— Begin —
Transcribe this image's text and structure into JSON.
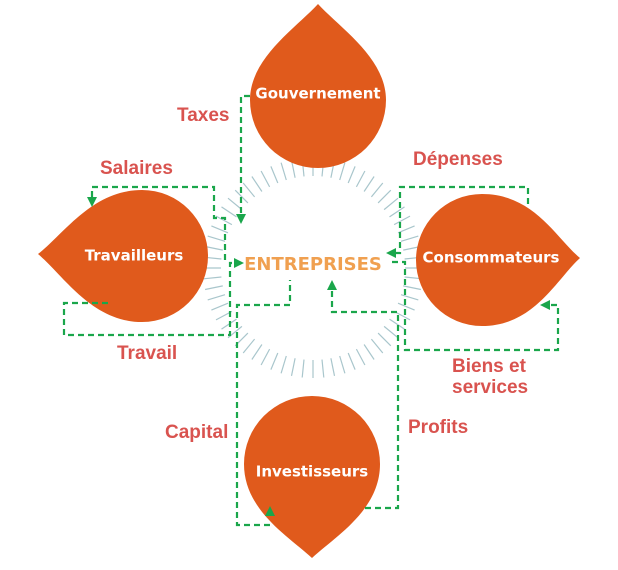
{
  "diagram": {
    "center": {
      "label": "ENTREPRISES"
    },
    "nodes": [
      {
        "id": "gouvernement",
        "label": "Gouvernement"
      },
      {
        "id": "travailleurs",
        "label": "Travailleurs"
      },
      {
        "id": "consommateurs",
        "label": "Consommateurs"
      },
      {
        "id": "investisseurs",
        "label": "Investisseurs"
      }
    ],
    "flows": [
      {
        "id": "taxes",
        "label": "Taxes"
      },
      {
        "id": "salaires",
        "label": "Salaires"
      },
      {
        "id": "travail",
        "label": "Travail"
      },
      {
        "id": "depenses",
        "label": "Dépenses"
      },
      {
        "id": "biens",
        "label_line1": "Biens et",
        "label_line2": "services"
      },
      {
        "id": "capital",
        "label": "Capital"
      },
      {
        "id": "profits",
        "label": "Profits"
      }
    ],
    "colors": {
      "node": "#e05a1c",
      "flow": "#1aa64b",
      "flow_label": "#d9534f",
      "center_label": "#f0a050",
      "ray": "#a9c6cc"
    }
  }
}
— End —
DO THIS:
Write the records out again in full, exactly, and skip every picture.

TASK SOLUTION:
Transcribe this image's text and structure into JSON.
{
  "diagram": {
    "center": {
      "label": "ENTREPRISES"
    },
    "nodes": [
      {
        "id": "gouvernement",
        "label": "Gouvernement"
      },
      {
        "id": "travailleurs",
        "label": "Travailleurs"
      },
      {
        "id": "consommateurs",
        "label": "Consommateurs"
      },
      {
        "id": "investisseurs",
        "label": "Investisseurs"
      }
    ],
    "flows": [
      {
        "id": "taxes",
        "label": "Taxes"
      },
      {
        "id": "salaires",
        "label": "Salaires"
      },
      {
        "id": "travail",
        "label": "Travail"
      },
      {
        "id": "depenses",
        "label": "Dépenses"
      },
      {
        "id": "biens",
        "label_line1": "Biens et",
        "label_line2": "services"
      },
      {
        "id": "capital",
        "label": "Capital"
      },
      {
        "id": "profits",
        "label": "Profits"
      }
    ],
    "colors": {
      "node": "#e05a1c",
      "flow": "#1aa64b",
      "flow_label": "#d9534f",
      "center_label": "#f0a050",
      "ray": "#a9c6cc"
    }
  }
}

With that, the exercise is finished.